◆ Given exercise: What is needed here is an exact copy of every entry.

◆ Records provided:
+++

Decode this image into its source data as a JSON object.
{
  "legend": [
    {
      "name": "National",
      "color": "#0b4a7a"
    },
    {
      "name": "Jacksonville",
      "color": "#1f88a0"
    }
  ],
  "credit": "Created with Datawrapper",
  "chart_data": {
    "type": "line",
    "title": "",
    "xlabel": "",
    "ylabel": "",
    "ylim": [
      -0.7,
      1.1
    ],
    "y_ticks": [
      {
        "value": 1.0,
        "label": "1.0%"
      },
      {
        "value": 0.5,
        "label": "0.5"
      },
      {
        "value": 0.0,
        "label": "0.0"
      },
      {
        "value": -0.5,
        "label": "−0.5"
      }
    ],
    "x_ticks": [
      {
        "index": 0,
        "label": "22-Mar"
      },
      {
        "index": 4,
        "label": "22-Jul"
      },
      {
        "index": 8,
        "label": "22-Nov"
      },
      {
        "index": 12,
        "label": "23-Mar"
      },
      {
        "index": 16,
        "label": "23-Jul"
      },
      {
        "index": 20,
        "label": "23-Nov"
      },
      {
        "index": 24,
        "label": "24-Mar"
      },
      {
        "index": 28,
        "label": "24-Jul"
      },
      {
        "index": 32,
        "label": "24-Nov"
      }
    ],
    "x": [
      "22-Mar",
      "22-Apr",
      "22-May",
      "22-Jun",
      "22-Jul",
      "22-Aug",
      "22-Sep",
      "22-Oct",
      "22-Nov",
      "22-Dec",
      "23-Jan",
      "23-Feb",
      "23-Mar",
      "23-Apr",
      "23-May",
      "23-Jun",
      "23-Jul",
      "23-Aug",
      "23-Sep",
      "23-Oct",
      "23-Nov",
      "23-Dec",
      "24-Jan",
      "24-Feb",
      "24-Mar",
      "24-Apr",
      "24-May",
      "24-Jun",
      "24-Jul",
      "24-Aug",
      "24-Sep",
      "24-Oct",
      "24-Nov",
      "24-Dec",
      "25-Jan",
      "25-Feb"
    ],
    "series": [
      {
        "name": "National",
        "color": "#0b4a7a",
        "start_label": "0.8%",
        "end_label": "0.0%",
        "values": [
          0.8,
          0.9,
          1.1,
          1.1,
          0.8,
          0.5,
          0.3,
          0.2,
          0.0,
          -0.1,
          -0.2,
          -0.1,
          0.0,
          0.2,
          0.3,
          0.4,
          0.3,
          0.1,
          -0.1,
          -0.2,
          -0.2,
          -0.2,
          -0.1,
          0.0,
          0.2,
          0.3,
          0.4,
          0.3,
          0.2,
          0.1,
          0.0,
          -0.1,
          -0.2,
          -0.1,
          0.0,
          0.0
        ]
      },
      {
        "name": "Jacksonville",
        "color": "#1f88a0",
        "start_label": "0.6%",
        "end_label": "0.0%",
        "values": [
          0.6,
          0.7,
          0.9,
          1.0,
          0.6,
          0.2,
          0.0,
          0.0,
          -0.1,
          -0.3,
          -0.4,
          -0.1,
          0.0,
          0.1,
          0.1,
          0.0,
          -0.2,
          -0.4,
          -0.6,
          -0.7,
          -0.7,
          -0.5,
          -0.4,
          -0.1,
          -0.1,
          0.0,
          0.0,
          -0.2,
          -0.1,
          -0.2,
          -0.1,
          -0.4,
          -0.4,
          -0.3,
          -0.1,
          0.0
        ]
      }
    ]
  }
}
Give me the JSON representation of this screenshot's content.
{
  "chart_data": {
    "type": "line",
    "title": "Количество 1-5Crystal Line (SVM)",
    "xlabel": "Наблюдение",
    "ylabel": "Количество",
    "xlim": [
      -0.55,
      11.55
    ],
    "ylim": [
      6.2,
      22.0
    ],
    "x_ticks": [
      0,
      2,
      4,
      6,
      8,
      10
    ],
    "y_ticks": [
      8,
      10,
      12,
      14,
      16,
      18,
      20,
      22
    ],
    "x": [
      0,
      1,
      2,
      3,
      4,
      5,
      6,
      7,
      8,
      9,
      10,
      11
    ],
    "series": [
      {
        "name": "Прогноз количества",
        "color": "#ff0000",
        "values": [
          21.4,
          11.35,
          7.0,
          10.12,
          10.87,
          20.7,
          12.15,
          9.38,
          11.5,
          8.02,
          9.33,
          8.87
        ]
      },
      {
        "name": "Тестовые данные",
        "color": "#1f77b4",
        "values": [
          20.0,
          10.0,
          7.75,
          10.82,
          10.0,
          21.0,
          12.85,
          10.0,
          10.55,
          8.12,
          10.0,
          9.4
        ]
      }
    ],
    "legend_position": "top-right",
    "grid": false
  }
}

+++

◆ Final result:
Decode this image into its source data as a JSON object.
{
  "legend": [
    {
      "name": "National",
      "color": "#0b4a7a"
    },
    {
      "name": "Jacksonville",
      "color": "#1f88a0"
    }
  ],
  "credit": "Created with Datawrapper",
  "chart_data": {
    "type": "line",
    "title": "",
    "xlabel": "",
    "ylabel": "",
    "ylim": [
      -0.7,
      1.1
    ],
    "y_ticks": [
      {
        "value": 1.0,
        "label": "1.0%"
      },
      {
        "value": 0.5,
        "label": "0.5"
      },
      {
        "value": 0.0,
        "label": "0.0"
      },
      {
        "value": -0.5,
        "label": "−0.5"
      }
    ],
    "x_ticks": [
      {
        "index": 0,
        "label": "22-Mar"
      },
      {
        "index": 4,
        "label": "22-Jul"
      },
      {
        "index": 8,
        "label": "22-Nov"
      },
      {
        "index": 12,
        "label": "23-Mar"
      },
      {
        "index": 16,
        "label": "23-Jul"
      },
      {
        "index": 20,
        "label": "23-Nov"
      },
      {
        "index": 24,
        "label": "24-Mar"
      },
      {
        "index": 28,
        "label": "24-Jul"
      },
      {
        "index": 32,
        "label": "24-Nov"
      }
    ],
    "x": [
      "22-Mar",
      "22-Apr",
      "22-May",
      "22-Jun",
      "22-Jul",
      "22-Aug",
      "22-Sep",
      "22-Oct",
      "22-Nov",
      "22-Dec",
      "23-Jan",
      "23-Feb",
      "23-Mar",
      "23-Apr",
      "23-May",
      "23-Jun",
      "23-Jul",
      "23-Aug",
      "23-Sep",
      "23-Oct",
      "23-Nov",
      "23-Dec",
      "24-Jan",
      "24-Feb",
      "24-Mar",
      "24-Apr",
      "24-May",
      "24-Jun",
      "24-Jul",
      "24-Aug",
      "24-Sep",
      "24-Oct",
      "24-Nov",
      "24-Dec",
      "25-Jan",
      "25-Feb"
    ],
    "series": [
      {
        "name": "National",
        "color": "#0b4a7a",
        "start_label": "0.8%",
        "end_label": "0.0%",
        "values": [
          0.8,
          0.9,
          1.1,
          1.1,
          0.8,
          0.5,
          0.3,
          0.2,
          0.0,
          -0.1,
          -0.2,
          -0.1,
          0.0,
          0.2,
          0.3,
          0.4,
          0.3,
          0.1,
          -0.1,
          -0.2,
          -0.2,
          -0.2,
          -0.1,
          0.0,
          0.2,
          0.3,
          0.4,
          0.3,
          0.2,
          0.1,
          0.0,
          -0.1,
          -0.2,
          -0.1,
          0.0,
          0.0
        ]
      },
      {
        "name": "Jacksonville",
        "color": "#1f88a0",
        "start_label": "0.6%",
        "end_label": "0.0%",
        "values": [
          0.6,
          0.7,
          0.9,
          1.0,
          0.6,
          0.2,
          0.0,
          0.0,
          -0.1,
          -0.3,
          -0.4,
          -0.1,
          0.0,
          0.1,
          0.1,
          0.0,
          -0.2,
          -0.4,
          -0.6,
          -0.7,
          -0.7,
          -0.5,
          -0.4,
          -0.1,
          -0.1,
          0.0,
          0.0,
          -0.2,
          -0.1,
          -0.2,
          -0.1,
          -0.4,
          -0.4,
          -0.3,
          -0.1,
          0.0
        ]
      }
    ]
  }
}
Give me the JSON representation of this screenshot's content.
{
  "chart_data": {
    "type": "line",
    "title": "Количество 1-5Crystal Line (SVM)",
    "xlabel": "Наблюдение",
    "ylabel": "Количество",
    "xlim": [
      -0.55,
      11.55
    ],
    "ylim": [
      6.2,
      22.0
    ],
    "x_ticks": [
      0,
      2,
      4,
      6,
      8,
      10
    ],
    "y_ticks": [
      8,
      10,
      12,
      14,
      16,
      18,
      20,
      22
    ],
    "x": [
      0,
      1,
      2,
      3,
      4,
      5,
      6,
      7,
      8,
      9,
      10,
      11
    ],
    "series": [
      {
        "name": "Прогноз количества",
        "color": "#ff0000",
        "values": [
          21.4,
          11.35,
          7.0,
          10.12,
          10.87,
          20.7,
          12.15,
          9.38,
          11.5,
          8.02,
          9.33,
          8.87
        ]
      },
      {
        "name": "Тестовые данные",
        "color": "#1f77b4",
        "values": [
          20.0,
          10.0,
          7.75,
          10.82,
          10.0,
          21.0,
          12.85,
          10.0,
          10.55,
          8.12,
          10.0,
          9.4
        ]
      }
    ],
    "legend_position": "top-right",
    "grid": false
  }
}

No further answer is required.